BEGIN DATA FOR THIS EXERCISE
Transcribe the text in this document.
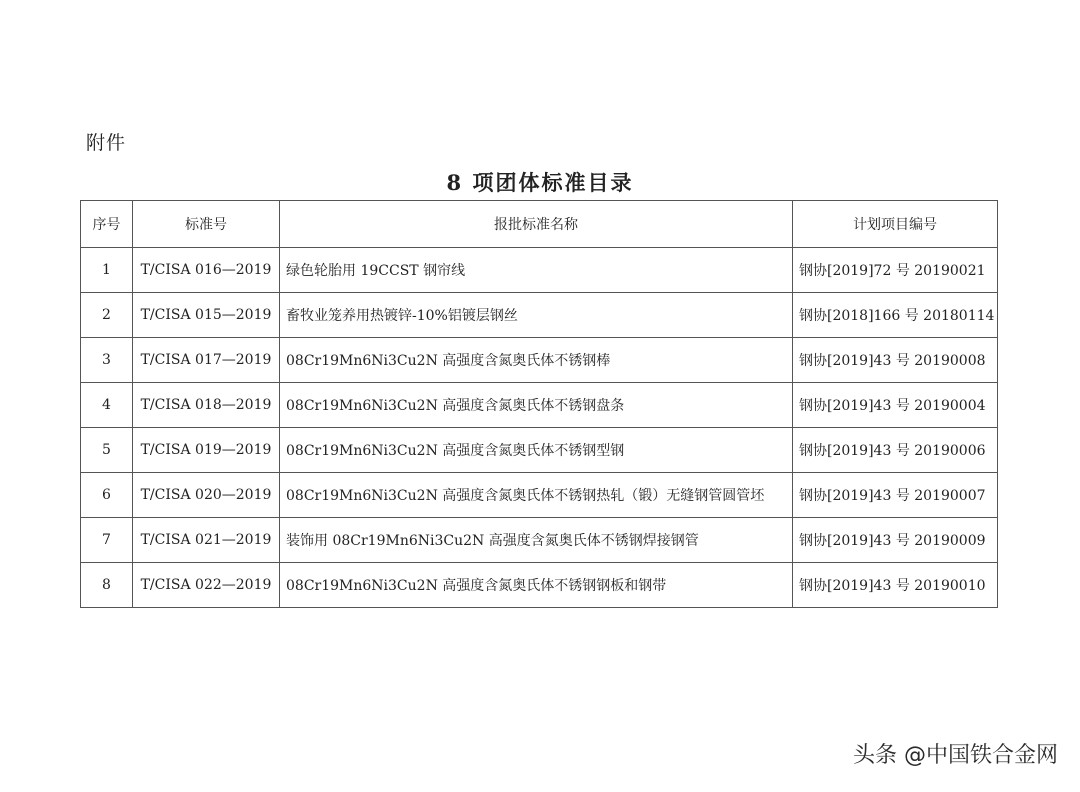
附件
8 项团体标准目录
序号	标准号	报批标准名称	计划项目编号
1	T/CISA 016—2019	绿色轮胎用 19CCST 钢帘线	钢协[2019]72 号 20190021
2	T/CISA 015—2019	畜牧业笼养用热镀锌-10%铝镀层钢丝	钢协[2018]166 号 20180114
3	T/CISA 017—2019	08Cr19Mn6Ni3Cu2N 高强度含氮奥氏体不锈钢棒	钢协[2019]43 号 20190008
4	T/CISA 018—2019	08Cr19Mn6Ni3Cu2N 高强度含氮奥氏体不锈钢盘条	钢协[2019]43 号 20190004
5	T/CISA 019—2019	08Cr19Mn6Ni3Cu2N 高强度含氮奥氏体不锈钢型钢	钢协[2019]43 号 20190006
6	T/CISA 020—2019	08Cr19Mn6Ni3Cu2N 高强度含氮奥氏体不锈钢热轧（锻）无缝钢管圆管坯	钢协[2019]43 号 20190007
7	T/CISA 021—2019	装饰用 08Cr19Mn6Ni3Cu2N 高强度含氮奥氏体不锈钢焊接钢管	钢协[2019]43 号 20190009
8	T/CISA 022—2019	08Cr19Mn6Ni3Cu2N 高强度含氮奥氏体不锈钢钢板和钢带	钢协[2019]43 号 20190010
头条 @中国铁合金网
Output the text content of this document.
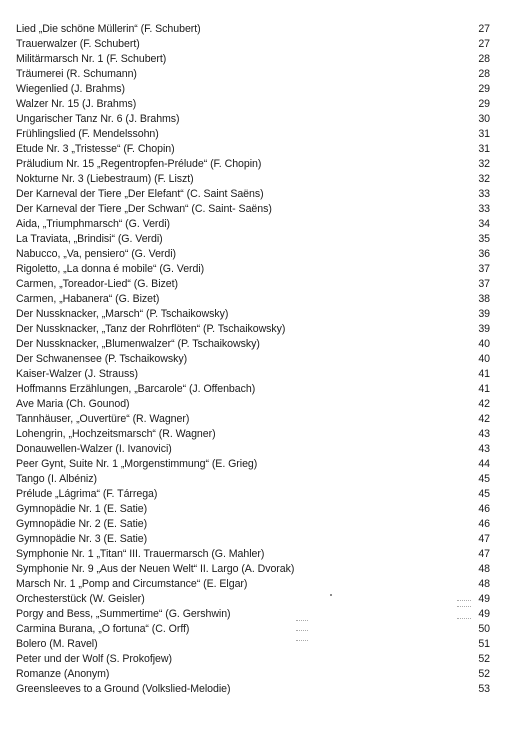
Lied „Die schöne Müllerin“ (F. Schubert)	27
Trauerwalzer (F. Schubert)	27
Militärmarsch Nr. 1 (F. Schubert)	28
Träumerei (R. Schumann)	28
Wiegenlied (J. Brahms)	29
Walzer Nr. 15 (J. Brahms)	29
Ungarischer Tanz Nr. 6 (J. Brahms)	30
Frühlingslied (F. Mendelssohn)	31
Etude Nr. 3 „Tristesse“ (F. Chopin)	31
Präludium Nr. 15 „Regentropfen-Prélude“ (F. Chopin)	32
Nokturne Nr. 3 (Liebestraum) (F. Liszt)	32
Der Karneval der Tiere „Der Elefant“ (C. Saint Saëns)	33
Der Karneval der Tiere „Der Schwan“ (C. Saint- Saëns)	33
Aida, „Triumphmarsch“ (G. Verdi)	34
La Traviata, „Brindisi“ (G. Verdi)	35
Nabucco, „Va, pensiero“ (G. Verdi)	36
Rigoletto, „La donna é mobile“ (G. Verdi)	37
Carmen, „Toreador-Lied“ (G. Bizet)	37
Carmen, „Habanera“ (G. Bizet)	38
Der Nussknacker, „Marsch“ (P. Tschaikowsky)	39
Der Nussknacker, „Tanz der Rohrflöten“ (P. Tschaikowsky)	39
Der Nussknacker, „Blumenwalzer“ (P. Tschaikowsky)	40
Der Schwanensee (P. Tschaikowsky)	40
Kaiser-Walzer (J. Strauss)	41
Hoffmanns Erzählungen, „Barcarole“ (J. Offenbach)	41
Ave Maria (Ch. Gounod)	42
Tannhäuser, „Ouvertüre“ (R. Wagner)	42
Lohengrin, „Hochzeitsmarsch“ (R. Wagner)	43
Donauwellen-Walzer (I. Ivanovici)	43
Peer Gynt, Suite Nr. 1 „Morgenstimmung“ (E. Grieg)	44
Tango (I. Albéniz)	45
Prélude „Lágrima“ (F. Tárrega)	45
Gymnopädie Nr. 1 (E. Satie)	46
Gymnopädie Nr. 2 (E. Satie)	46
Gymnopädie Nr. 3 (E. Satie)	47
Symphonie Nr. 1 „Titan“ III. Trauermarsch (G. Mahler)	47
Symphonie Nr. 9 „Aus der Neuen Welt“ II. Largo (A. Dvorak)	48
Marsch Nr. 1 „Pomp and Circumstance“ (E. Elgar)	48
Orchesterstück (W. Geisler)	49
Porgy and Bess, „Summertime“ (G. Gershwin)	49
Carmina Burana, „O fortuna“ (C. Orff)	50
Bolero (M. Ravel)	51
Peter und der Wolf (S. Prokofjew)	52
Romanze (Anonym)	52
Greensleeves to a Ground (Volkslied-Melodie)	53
END DATA FOR THIS EXERCISE
_WHAT YOU WILL DO_: Give all the lines above again, character for character, without pictures.

_FINAL RESULT_:
Transcribe the text in this document.
附件
8 项团体标准目录
序号	标准号	报批标准名称	计划项目编号
1	T/CISA 016—2019	绿色轮胎用 19CCST 钢帘线	钢协[2019]72 号 20190021
2	T/CISA 015—2019	畜牧业笼养用热镀锌-10%铝镀层钢丝	钢协[2018]166 号 20180114
3	T/CISA 017—2019	08Cr19Mn6Ni3Cu2N 高强度含氮奥氏体不锈钢棒	钢协[2019]43 号 20190008
4	T/CISA 018—2019	08Cr19Mn6Ni3Cu2N 高强度含氮奥氏体不锈钢盘条	钢协[2019]43 号 20190004
5	T/CISA 019—2019	08Cr19Mn6Ni3Cu2N 高强度含氮奥氏体不锈钢型钢	钢协[2019]43 号 20190006
6	T/CISA 020—2019	08Cr19Mn6Ni3Cu2N 高强度含氮奥氏体不锈钢热轧（锻）无缝钢管圆管坯	钢协[2019]43 号 20190007
7	T/CISA 021—2019	装饰用 08Cr19Mn6Ni3Cu2N 高强度含氮奥氏体不锈钢焊接钢管	钢协[2019]43 号 20190009
8	T/CISA 022—2019	08Cr19Mn6Ni3Cu2N 高强度含氮奥氏体不锈钢钢板和钢带	钢协[2019]43 号 20190010
头条 @中国铁合金网
Output the text content of this document.
Lied „Die schöne Müllerin“ (F. Schubert)	27
Trauerwalzer (F. Schubert)	27
Militärmarsch Nr. 1 (F. Schubert)	28
Träumerei (R. Schumann)	28
Wiegenlied (J. Brahms)	29
Walzer Nr. 15 (J. Brahms)	29
Ungarischer Tanz Nr. 6 (J. Brahms)	30
Frühlingslied (F. Mendelssohn)	31
Etude Nr. 3 „Tristesse“ (F. Chopin)	31
Präludium Nr. 15 „Regentropfen-Prélude“ (F. Chopin)	32
Nokturne Nr. 3 (Liebestraum) (F. Liszt)	32
Der Karneval der Tiere „Der Elefant“ (C. Saint Saëns)	33
Der Karneval der Tiere „Der Schwan“ (C. Saint- Saëns)	33
Aida, „Triumphmarsch“ (G. Verdi)	34
La Traviata, „Brindisi“ (G. Verdi)	35
Nabucco, „Va, pensiero“ (G. Verdi)	36
Rigoletto, „La donna é mobile“ (G. Verdi)	37
Carmen, „Toreador-Lied“ (G. Bizet)	37
Carmen, „Habanera“ (G. Bizet)	38
Der Nussknacker, „Marsch“ (P. Tschaikowsky)	39
Der Nussknacker, „Tanz der Rohrflöten“ (P. Tschaikowsky)	39
Der Nussknacker, „Blumenwalzer“ (P. Tschaikowsky)	40
Der Schwanensee (P. Tschaikowsky)	40
Kaiser-Walzer (J. Strauss)	41
Hoffmanns Erzählungen, „Barcarole“ (J. Offenbach)	41
Ave Maria (Ch. Gounod)	42
Tannhäuser, „Ouvertüre“ (R. Wagner)	42
Lohengrin, „Hochzeitsmarsch“ (R. Wagner)	43
Donauwellen-Walzer (I. Ivanovici)	43
Peer Gynt, Suite Nr. 1 „Morgenstimmung“ (E. Grieg)	44
Tango (I. Albéniz)	45
Prélude „Lágrima“ (F. Tárrega)	45
Gymnopädie Nr. 1 (E. Satie)	46
Gymnopädie Nr. 2 (E. Satie)	46
Gymnopädie Nr. 3 (E. Satie)	47
Symphonie Nr. 1 „Titan“ III. Trauermarsch (G. Mahler)	47
Symphonie Nr. 9 „Aus der Neuen Welt“ II. Largo (A. Dvorak)	48
Marsch Nr. 1 „Pomp and Circumstance“ (E. Elgar)	48
Orchesterstück (W. Geisler)	49
Porgy and Bess, „Summertime“ (G. Gershwin)	49
Carmina Burana, „O fortuna“ (C. Orff)	50
Bolero (M. Ravel)	51
Peter und der Wolf (S. Prokofjew)	52
Romanze (Anonym)	52
Greensleeves to a Ground (Volkslied-Melodie)	53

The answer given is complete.